Your objective — Extract the records below word for word and ignore the images.

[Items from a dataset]
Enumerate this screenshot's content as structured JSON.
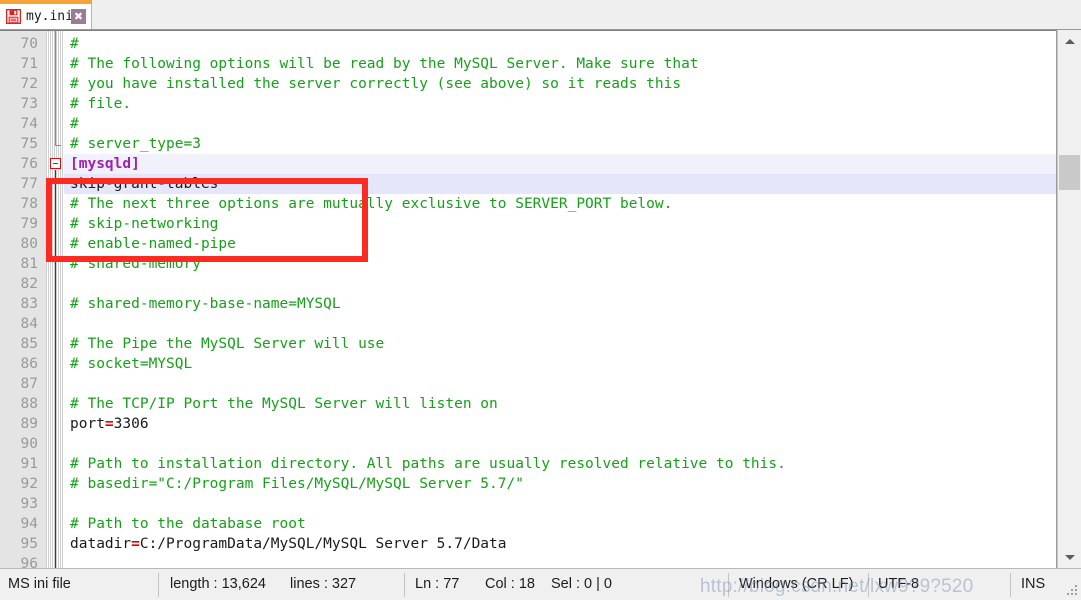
{
  "tab": {
    "label": "my.ini",
    "save_icon": "floppy-disk-icon",
    "close_label": "✖"
  },
  "editor": {
    "first_visible_line": 70,
    "current_line": 77,
    "fold_open_line": 76,
    "lines": [
      {
        "n": 70,
        "tokens": [
          {
            "t": "#",
            "c": "cmt"
          }
        ]
      },
      {
        "n": 71,
        "tokens": [
          {
            "t": "# The following options will be read by the MySQL Server. Make sure that",
            "c": "cmt"
          }
        ]
      },
      {
        "n": 72,
        "tokens": [
          {
            "t": "# you have installed the server correctly (see above) so it reads this",
            "c": "cmt"
          }
        ]
      },
      {
        "n": 73,
        "tokens": [
          {
            "t": "# file.",
            "c": "cmt"
          }
        ]
      },
      {
        "n": 74,
        "tokens": [
          {
            "t": "#",
            "c": "cmt"
          }
        ]
      },
      {
        "n": 75,
        "tokens": [
          {
            "t": "# server_type=3",
            "c": "cmt"
          }
        ]
      },
      {
        "n": 76,
        "tokens": [
          {
            "t": "[mysqld]",
            "c": "sect"
          }
        ],
        "highlight": "soft"
      },
      {
        "n": 77,
        "tokens": [
          {
            "t": "skip-grant-tables",
            "c": "plain"
          }
        ],
        "highlight": "cur"
      },
      {
        "n": 78,
        "tokens": [
          {
            "t": "# The next three options are mutually exclusive to SERVER_PORT below.",
            "c": "cmt"
          }
        ]
      },
      {
        "n": 79,
        "tokens": [
          {
            "t": "# skip-networking",
            "c": "cmt"
          }
        ]
      },
      {
        "n": 80,
        "tokens": [
          {
            "t": "# enable-named-pipe",
            "c": "cmt"
          }
        ]
      },
      {
        "n": 81,
        "tokens": [
          {
            "t": "# shared-memory",
            "c": "cmt"
          }
        ]
      },
      {
        "n": 82,
        "tokens": []
      },
      {
        "n": 83,
        "tokens": [
          {
            "t": "# shared-memory-base-name=MYSQL",
            "c": "cmt"
          }
        ]
      },
      {
        "n": 84,
        "tokens": []
      },
      {
        "n": 85,
        "tokens": [
          {
            "t": "# The Pipe the MySQL Server will use",
            "c": "cmt"
          }
        ]
      },
      {
        "n": 86,
        "tokens": [
          {
            "t": "# socket=MYSQL",
            "c": "cmt"
          }
        ]
      },
      {
        "n": 87,
        "tokens": []
      },
      {
        "n": 88,
        "tokens": [
          {
            "t": "# The TCP/IP Port the MySQL Server will listen on",
            "c": "cmt"
          }
        ]
      },
      {
        "n": 89,
        "tokens": [
          {
            "t": "port",
            "c": "key"
          },
          {
            "t": "=",
            "c": "eq"
          },
          {
            "t": "3306",
            "c": "val"
          }
        ]
      },
      {
        "n": 90,
        "tokens": []
      },
      {
        "n": 91,
        "tokens": [
          {
            "t": "# Path to installation directory. All paths are usually resolved relative to this.",
            "c": "cmt"
          }
        ]
      },
      {
        "n": 92,
        "tokens": [
          {
            "t": "# basedir=\"C:/Program Files/MySQL/MySQL Server 5.7/\"",
            "c": "cmt"
          }
        ]
      },
      {
        "n": 93,
        "tokens": []
      },
      {
        "n": 94,
        "tokens": [
          {
            "t": "# Path to the database root",
            "c": "cmt"
          }
        ]
      },
      {
        "n": 95,
        "tokens": [
          {
            "t": "datadir",
            "c": "key"
          },
          {
            "t": "=",
            "c": "eq"
          },
          {
            "t": "C:/ProgramData/MySQL/MySQL Server 5.7/Data",
            "c": "val"
          }
        ]
      },
      {
        "n": 96,
        "tokens": []
      }
    ]
  },
  "annotation": {
    "type": "red-rectangle-highlight",
    "color": "#fb2b21",
    "covers_lines": "76-79"
  },
  "scrollbar": {
    "up_arrow": "chevron-up-icon",
    "down_arrow": "chevron-down-icon"
  },
  "statusbar": {
    "filetype": "MS ini file",
    "length_label": "length : 13,624",
    "lines_label": "lines : 327",
    "ln_label": "Ln : 77",
    "col_label": "Col : 18",
    "sel_label": "Sel : 0 | 0",
    "eol": "Windows (CR LF)",
    "encoding": "UTF-8",
    "insert_mode": "INS"
  },
  "watermark": {
    "text": "http://blog.csdn.net/lxw9?9?520"
  },
  "colors": {
    "tab_accent": "#f5a33c",
    "comment_green": "#17a01a",
    "section_purple": "#a020b0",
    "equals_red": "#e00000",
    "annotation_red": "#fb2b21",
    "gutter_bg": "#e4e4e4",
    "current_line": "#e6e6fa"
  }
}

The reply —
Enumerate this screenshot's content as structured JSON.
{
  "tab": {
    "label": "my.ini",
    "save_icon": "floppy-disk-icon",
    "close_label": "✖"
  },
  "editor": {
    "first_visible_line": 70,
    "current_line": 77,
    "fold_open_line": 76,
    "lines": [
      {
        "n": 70,
        "tokens": [
          {
            "t": "#",
            "c": "cmt"
          }
        ]
      },
      {
        "n": 71,
        "tokens": [
          {
            "t": "# The following options will be read by the MySQL Server. Make sure that",
            "c": "cmt"
          }
        ]
      },
      {
        "n": 72,
        "tokens": [
          {
            "t": "# you have installed the server correctly (see above) so it reads this",
            "c": "cmt"
          }
        ]
      },
      {
        "n": 73,
        "tokens": [
          {
            "t": "# file.",
            "c": "cmt"
          }
        ]
      },
      {
        "n": 74,
        "tokens": [
          {
            "t": "#",
            "c": "cmt"
          }
        ]
      },
      {
        "n": 75,
        "tokens": [
          {
            "t": "# server_type=3",
            "c": "cmt"
          }
        ]
      },
      {
        "n": 76,
        "tokens": [
          {
            "t": "[mysqld]",
            "c": "sect"
          }
        ],
        "highlight": "soft"
      },
      {
        "n": 77,
        "tokens": [
          {
            "t": "skip-grant-tables",
            "c": "plain"
          }
        ],
        "highlight": "cur"
      },
      {
        "n": 78,
        "tokens": [
          {
            "t": "# The next three options are mutually exclusive to SERVER_PORT below.",
            "c": "cmt"
          }
        ]
      },
      {
        "n": 79,
        "tokens": [
          {
            "t": "# skip-networking",
            "c": "cmt"
          }
        ]
      },
      {
        "n": 80,
        "tokens": [
          {
            "t": "# enable-named-pipe",
            "c": "cmt"
          }
        ]
      },
      {
        "n": 81,
        "tokens": [
          {
            "t": "# shared-memory",
            "c": "cmt"
          }
        ]
      },
      {
        "n": 82,
        "tokens": []
      },
      {
        "n": 83,
        "tokens": [
          {
            "t": "# shared-memory-base-name=MYSQL",
            "c": "cmt"
          }
        ]
      },
      {
        "n": 84,
        "tokens": []
      },
      {
        "n": 85,
        "tokens": [
          {
            "t": "# The Pipe the MySQL Server will use",
            "c": "cmt"
          }
        ]
      },
      {
        "n": 86,
        "tokens": [
          {
            "t": "# socket=MYSQL",
            "c": "cmt"
          }
        ]
      },
      {
        "n": 87,
        "tokens": []
      },
      {
        "n": 88,
        "tokens": [
          {
            "t": "# The TCP/IP Port the MySQL Server will listen on",
            "c": "cmt"
          }
        ]
      },
      {
        "n": 89,
        "tokens": [
          {
            "t": "port",
            "c": "key"
          },
          {
            "t": "=",
            "c": "eq"
          },
          {
            "t": "3306",
            "c": "val"
          }
        ]
      },
      {
        "n": 90,
        "tokens": []
      },
      {
        "n": 91,
        "tokens": [
          {
            "t": "# Path to installation directory. All paths are usually resolved relative to this.",
            "c": "cmt"
          }
        ]
      },
      {
        "n": 92,
        "tokens": [
          {
            "t": "# basedir=\"C:/Program Files/MySQL/MySQL Server 5.7/\"",
            "c": "cmt"
          }
        ]
      },
      {
        "n": 93,
        "tokens": []
      },
      {
        "n": 94,
        "tokens": [
          {
            "t": "# Path to the database root",
            "c": "cmt"
          }
        ]
      },
      {
        "n": 95,
        "tokens": [
          {
            "t": "datadir",
            "c": "key"
          },
          {
            "t": "=",
            "c": "eq"
          },
          {
            "t": "C:/ProgramData/MySQL/MySQL Server 5.7/Data",
            "c": "val"
          }
        ]
      },
      {
        "n": 96,
        "tokens": []
      }
    ]
  },
  "annotation": {
    "type": "red-rectangle-highlight",
    "color": "#fb2b21",
    "covers_lines": "76-79"
  },
  "scrollbar": {
    "up_arrow": "chevron-up-icon",
    "down_arrow": "chevron-down-icon"
  },
  "statusbar": {
    "filetype": "MS ini file",
    "length_label": "length : 13,624",
    "lines_label": "lines : 327",
    "ln_label": "Ln : 77",
    "col_label": "Col : 18",
    "sel_label": "Sel : 0 | 0",
    "eol": "Windows (CR LF)",
    "encoding": "UTF-8",
    "insert_mode": "INS"
  },
  "watermark": {
    "text": "http://blog.csdn.net/lxw9?9?520"
  },
  "colors": {
    "tab_accent": "#f5a33c",
    "comment_green": "#17a01a",
    "section_purple": "#a020b0",
    "equals_red": "#e00000",
    "annotation_red": "#fb2b21",
    "gutter_bg": "#e4e4e4",
    "current_line": "#e6e6fa"
  }
}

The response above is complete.